PROBLEM REQUIREMENTS:
Output every record below exactly as it appears.

RECORD SET:
◆ ◆ ◆ ◆ ◆
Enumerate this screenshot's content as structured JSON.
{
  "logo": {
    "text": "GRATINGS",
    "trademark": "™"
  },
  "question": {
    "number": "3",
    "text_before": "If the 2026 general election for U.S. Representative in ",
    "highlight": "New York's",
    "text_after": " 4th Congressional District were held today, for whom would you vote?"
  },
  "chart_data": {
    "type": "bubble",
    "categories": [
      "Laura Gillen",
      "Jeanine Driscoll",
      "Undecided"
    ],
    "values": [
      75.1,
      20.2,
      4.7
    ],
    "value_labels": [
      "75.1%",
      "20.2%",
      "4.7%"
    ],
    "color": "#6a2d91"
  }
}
◆ ◆ ◆ ◆ ◆
RESPONSE TO THIS EXERCISE:
Enumerate this screenshot's content as structured JSON.
{
  "logo": {
    "text": "GRATINGS",
    "trademark": "™"
  },
  "question": {
    "number": "3",
    "text_before": "If the 2026 general election for U.S. Representative in ",
    "highlight": "New York's",
    "text_after": " 4th Congressional District were held today, for whom would you vote?"
  },
  "chart_data": {
    "type": "bubble",
    "categories": [
      "Laura Gillen",
      "Jeanine Driscoll",
      "Undecided"
    ],
    "values": [
      75.1,
      20.2,
      4.7
    ],
    "value_labels": [
      "75.1%",
      "20.2%",
      "4.7%"
    ],
    "color": "#6a2d91"
  }
}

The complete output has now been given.